ENTRIES PROVIDED:
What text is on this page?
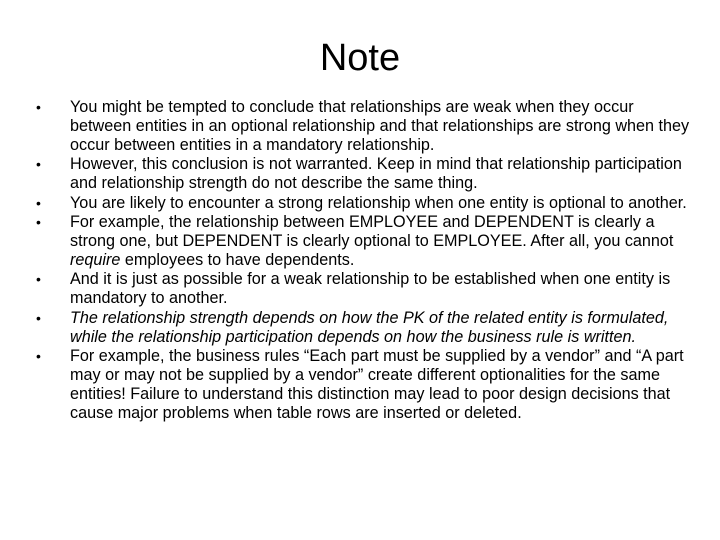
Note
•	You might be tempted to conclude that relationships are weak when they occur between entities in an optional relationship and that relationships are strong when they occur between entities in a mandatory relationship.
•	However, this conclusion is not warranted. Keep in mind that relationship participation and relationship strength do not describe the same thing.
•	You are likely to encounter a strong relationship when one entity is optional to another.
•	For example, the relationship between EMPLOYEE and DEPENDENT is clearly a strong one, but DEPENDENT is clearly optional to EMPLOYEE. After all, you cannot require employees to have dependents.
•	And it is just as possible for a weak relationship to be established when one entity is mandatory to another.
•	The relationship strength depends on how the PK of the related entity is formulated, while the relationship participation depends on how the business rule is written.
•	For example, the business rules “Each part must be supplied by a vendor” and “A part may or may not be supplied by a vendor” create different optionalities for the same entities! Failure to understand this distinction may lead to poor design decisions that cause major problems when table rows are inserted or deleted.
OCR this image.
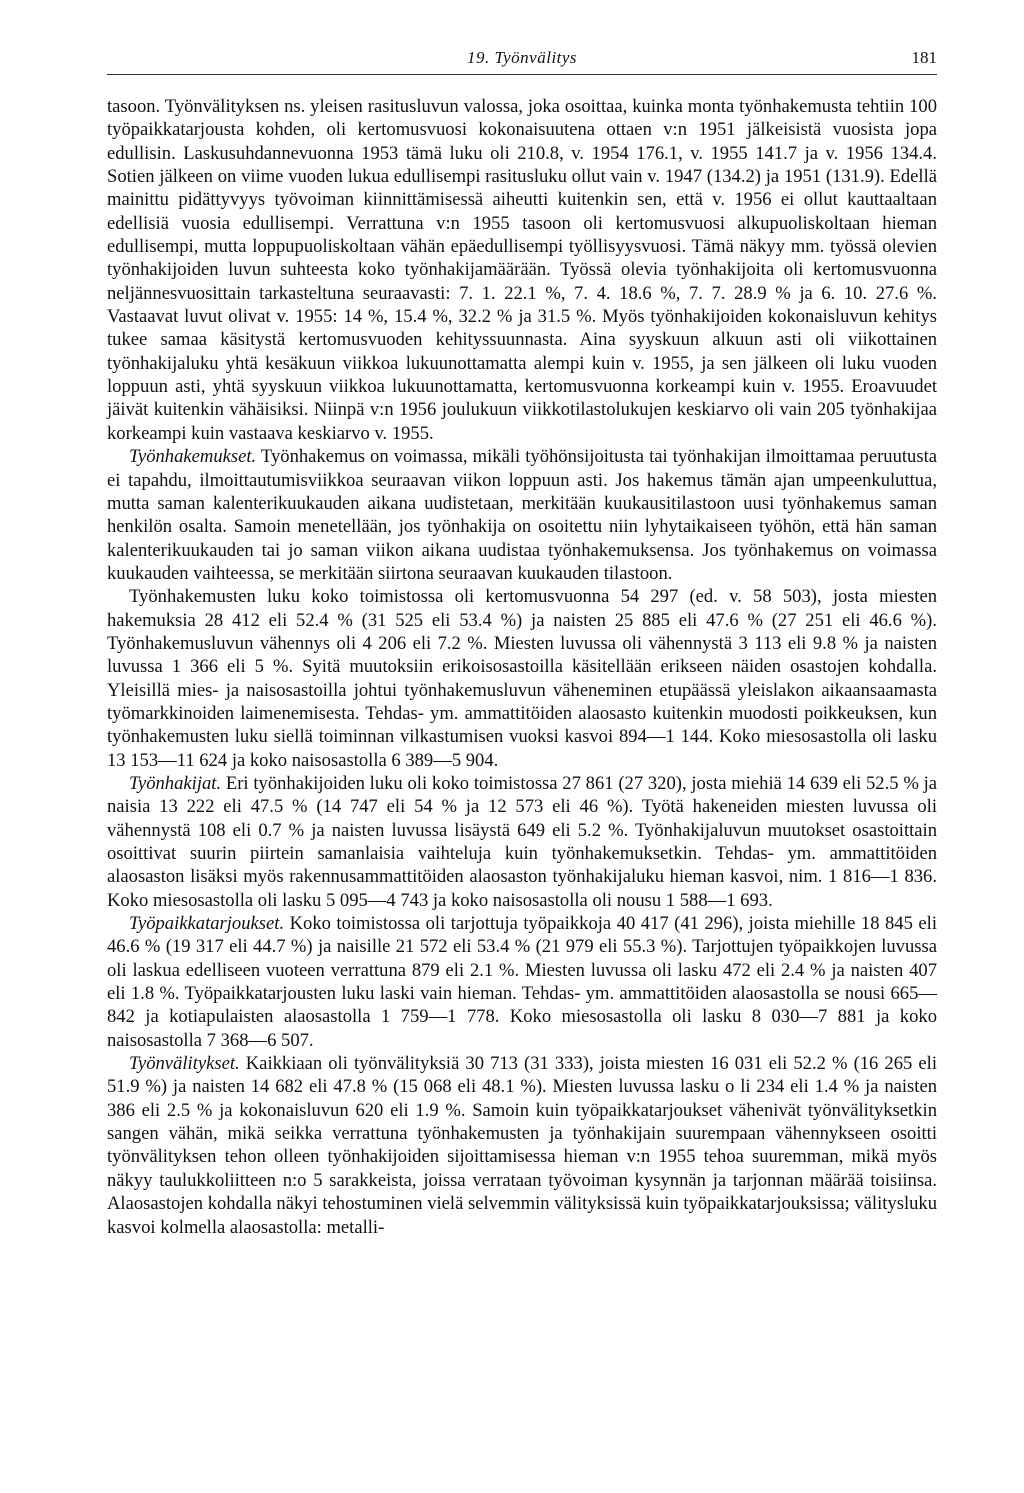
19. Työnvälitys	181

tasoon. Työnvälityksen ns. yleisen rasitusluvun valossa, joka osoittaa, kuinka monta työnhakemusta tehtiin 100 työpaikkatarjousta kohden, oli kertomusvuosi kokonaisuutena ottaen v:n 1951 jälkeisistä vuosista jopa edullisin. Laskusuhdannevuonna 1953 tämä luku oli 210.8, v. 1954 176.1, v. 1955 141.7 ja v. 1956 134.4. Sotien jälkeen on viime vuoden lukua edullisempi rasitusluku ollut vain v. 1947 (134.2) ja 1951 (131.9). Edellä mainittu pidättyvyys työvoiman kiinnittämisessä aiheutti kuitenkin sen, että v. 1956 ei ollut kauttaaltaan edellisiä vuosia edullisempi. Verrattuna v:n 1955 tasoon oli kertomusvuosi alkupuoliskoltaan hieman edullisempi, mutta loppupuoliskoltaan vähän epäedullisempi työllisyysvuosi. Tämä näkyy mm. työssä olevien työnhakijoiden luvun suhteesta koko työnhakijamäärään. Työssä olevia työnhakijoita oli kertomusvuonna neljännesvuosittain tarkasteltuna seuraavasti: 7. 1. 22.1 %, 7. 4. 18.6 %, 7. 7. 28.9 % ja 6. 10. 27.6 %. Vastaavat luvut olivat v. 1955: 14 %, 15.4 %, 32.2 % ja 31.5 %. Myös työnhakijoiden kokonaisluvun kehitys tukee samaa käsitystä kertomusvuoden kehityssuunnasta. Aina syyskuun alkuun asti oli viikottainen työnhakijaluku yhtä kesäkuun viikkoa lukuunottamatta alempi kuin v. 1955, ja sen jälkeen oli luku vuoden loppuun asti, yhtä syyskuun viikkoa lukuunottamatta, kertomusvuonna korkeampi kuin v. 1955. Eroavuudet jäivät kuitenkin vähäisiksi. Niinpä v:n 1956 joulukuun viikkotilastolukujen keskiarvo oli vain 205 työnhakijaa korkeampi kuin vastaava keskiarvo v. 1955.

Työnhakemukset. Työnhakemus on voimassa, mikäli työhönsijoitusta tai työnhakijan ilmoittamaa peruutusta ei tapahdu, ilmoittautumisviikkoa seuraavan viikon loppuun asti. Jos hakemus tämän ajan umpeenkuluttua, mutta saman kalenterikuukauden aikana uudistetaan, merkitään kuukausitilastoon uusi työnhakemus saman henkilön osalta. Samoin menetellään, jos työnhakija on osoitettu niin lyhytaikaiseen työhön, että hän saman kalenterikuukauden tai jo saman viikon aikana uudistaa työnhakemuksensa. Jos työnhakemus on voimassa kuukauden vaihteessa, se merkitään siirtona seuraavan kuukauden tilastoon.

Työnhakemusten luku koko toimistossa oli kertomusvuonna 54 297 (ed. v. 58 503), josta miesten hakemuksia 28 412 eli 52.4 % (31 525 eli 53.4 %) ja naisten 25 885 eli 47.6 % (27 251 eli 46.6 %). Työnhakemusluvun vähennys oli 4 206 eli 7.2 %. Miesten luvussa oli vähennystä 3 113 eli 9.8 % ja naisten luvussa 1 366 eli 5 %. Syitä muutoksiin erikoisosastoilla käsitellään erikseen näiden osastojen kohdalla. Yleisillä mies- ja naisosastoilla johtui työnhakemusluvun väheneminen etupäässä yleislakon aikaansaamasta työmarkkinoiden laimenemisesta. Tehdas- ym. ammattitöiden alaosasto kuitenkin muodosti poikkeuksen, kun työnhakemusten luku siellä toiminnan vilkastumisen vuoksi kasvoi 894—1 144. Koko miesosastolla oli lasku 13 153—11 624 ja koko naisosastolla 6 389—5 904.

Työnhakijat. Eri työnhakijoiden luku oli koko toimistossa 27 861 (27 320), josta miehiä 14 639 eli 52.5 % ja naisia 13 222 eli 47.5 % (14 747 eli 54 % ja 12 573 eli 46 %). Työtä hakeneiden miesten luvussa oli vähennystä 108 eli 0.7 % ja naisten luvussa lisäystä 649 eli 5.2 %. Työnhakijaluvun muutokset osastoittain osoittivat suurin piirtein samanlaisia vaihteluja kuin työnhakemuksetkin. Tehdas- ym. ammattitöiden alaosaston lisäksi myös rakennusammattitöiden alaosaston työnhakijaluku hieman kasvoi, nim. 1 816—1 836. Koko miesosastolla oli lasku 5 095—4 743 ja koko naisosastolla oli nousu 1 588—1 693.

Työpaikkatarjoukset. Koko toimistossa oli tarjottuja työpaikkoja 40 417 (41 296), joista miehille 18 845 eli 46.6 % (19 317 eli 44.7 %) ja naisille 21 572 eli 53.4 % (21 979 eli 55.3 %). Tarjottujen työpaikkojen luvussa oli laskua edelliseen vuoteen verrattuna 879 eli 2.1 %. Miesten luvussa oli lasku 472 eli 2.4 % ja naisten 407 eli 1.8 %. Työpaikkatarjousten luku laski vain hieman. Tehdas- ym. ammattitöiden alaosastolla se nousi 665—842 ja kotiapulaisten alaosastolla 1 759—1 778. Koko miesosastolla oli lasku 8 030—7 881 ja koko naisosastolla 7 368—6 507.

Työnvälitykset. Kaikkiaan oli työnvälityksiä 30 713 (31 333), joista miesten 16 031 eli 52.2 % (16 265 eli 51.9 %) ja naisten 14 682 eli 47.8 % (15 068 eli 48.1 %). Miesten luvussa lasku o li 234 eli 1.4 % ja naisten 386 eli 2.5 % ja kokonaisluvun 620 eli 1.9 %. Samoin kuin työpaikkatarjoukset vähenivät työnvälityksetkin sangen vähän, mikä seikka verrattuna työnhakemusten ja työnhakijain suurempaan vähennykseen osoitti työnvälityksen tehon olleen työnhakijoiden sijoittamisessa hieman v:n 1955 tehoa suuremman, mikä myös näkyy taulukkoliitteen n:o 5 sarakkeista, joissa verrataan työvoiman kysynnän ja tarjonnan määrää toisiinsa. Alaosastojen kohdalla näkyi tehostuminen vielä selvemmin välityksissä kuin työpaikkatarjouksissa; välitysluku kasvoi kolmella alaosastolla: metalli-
--
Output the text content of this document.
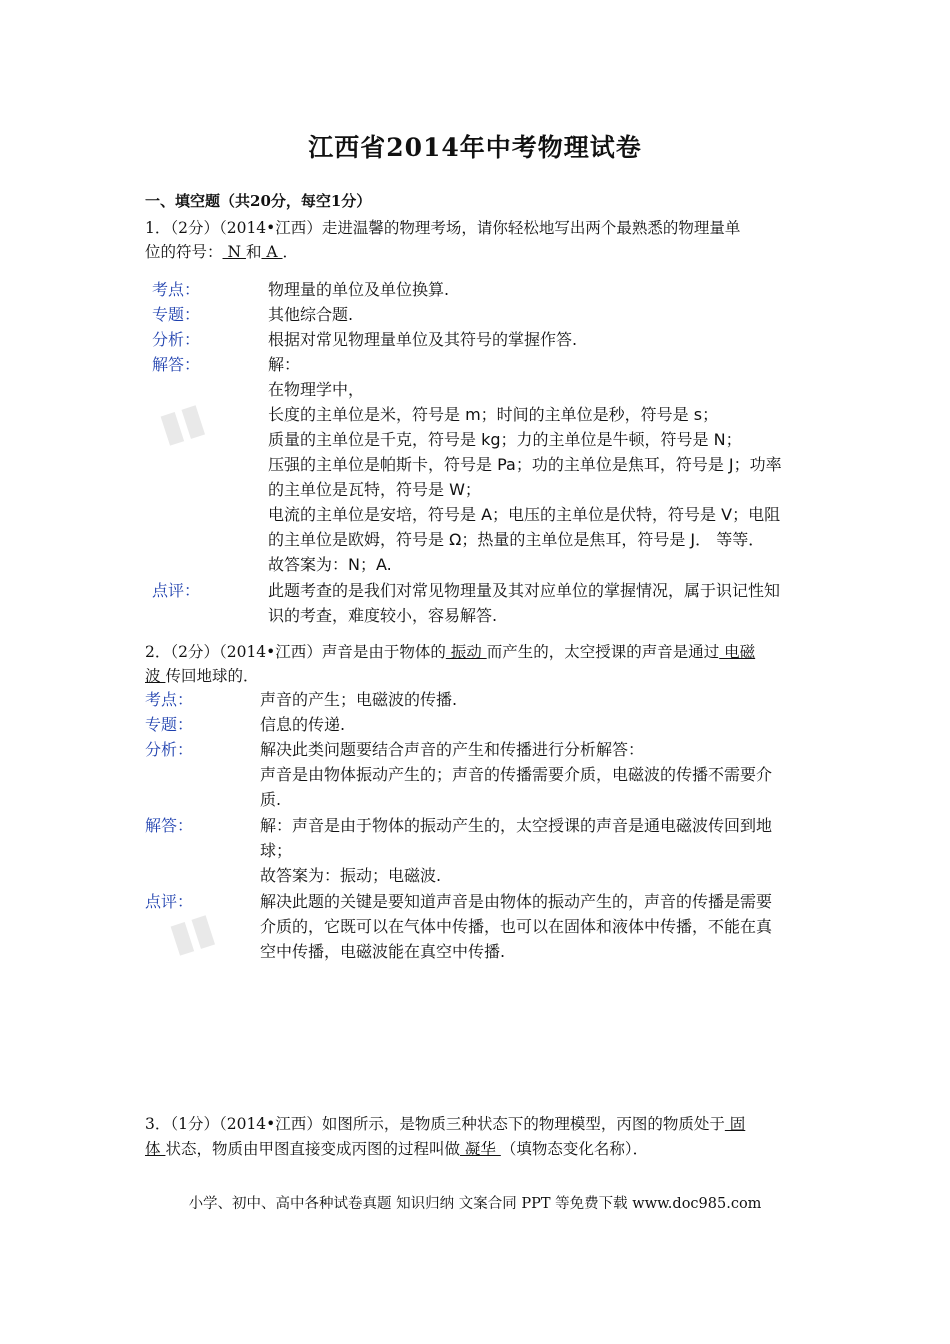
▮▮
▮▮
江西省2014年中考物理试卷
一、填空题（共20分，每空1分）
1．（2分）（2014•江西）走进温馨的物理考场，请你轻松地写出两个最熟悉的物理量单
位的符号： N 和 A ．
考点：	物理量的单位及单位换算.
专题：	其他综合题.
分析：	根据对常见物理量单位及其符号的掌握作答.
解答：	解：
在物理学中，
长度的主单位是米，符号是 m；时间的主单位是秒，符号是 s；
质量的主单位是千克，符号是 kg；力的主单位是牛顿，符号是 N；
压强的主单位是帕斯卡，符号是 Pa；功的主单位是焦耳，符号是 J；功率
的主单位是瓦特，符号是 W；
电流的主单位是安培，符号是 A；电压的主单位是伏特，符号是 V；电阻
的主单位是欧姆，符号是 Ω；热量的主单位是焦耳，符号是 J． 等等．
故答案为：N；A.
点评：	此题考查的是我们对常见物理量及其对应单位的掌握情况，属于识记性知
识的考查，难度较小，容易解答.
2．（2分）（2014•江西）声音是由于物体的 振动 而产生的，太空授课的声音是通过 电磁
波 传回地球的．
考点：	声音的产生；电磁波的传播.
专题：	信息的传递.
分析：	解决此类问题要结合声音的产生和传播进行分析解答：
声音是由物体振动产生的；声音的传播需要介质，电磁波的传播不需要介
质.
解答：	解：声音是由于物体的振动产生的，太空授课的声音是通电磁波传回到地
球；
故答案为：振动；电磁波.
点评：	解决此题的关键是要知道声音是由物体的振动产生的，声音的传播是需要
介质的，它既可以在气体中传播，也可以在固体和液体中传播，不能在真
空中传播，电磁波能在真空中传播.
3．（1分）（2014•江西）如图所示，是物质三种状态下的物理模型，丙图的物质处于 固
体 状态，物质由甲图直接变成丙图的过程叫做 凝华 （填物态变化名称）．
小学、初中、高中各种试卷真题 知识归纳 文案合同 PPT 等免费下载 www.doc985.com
* * *
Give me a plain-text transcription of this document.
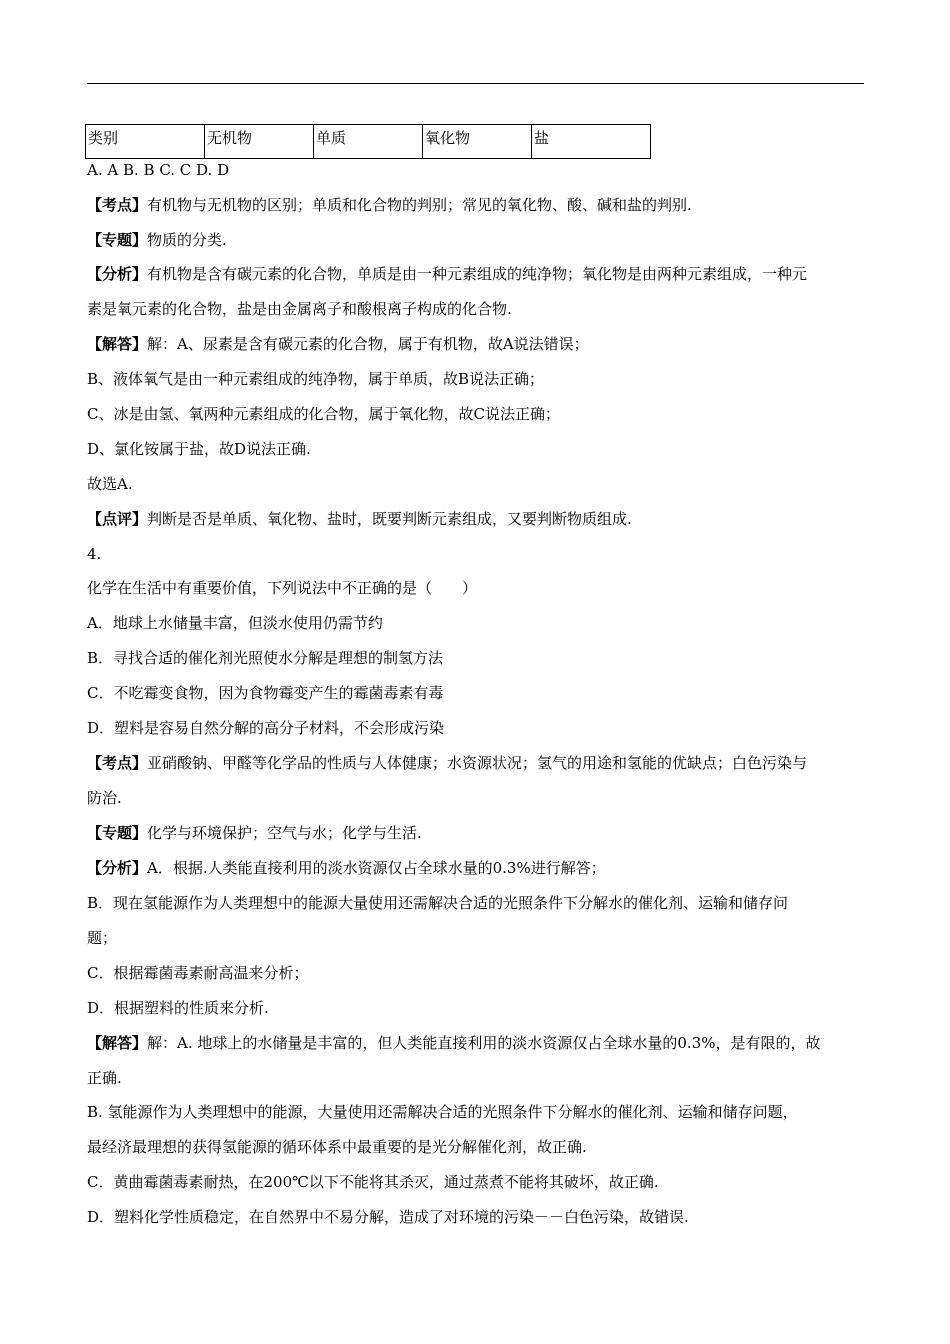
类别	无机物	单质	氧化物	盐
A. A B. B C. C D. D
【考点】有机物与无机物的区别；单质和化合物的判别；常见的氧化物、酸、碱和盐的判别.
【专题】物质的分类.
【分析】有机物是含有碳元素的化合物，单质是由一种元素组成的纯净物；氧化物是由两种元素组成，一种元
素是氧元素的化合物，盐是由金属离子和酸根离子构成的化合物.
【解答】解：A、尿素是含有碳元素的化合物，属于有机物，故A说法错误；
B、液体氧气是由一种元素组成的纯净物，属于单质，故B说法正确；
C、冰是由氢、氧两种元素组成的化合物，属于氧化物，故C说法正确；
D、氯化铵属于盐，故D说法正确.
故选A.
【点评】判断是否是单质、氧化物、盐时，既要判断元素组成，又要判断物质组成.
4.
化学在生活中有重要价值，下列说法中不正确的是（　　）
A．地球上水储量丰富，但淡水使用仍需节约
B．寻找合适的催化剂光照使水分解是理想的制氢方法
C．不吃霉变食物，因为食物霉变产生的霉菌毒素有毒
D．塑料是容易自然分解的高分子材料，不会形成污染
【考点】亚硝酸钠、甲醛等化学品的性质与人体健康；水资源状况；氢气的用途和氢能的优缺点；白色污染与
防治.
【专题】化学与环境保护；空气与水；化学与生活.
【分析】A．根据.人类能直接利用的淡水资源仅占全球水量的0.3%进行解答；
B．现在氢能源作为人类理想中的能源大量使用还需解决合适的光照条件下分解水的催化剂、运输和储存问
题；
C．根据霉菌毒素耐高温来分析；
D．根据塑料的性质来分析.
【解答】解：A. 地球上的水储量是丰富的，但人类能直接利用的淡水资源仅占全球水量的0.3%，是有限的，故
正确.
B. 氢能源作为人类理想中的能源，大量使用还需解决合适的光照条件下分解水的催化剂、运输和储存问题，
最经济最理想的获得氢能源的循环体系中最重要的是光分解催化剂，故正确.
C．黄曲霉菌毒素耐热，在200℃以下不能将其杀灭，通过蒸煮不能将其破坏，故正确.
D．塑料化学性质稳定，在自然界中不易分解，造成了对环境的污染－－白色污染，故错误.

WRITTEN TASK:
Find the lines with the string "this" and reproduce them.

TASK ANSWER:
What text is on this page?
•	However, this conclusion is not warranted. Keep in mind that relationship participation and relationship strength do not describe the same thing.
•	For example, the business rules “Each part must be supplied by a vendor” and “A part may or may not be supplied by a vendor” create different optionalities for the same entities! Failure to understand this distinction may lead to poor design decisions that cause major problems when table rows are inserted or deleted.
OCR this image.
Output the text content of this document.
Give me a plain-text transcription of this document.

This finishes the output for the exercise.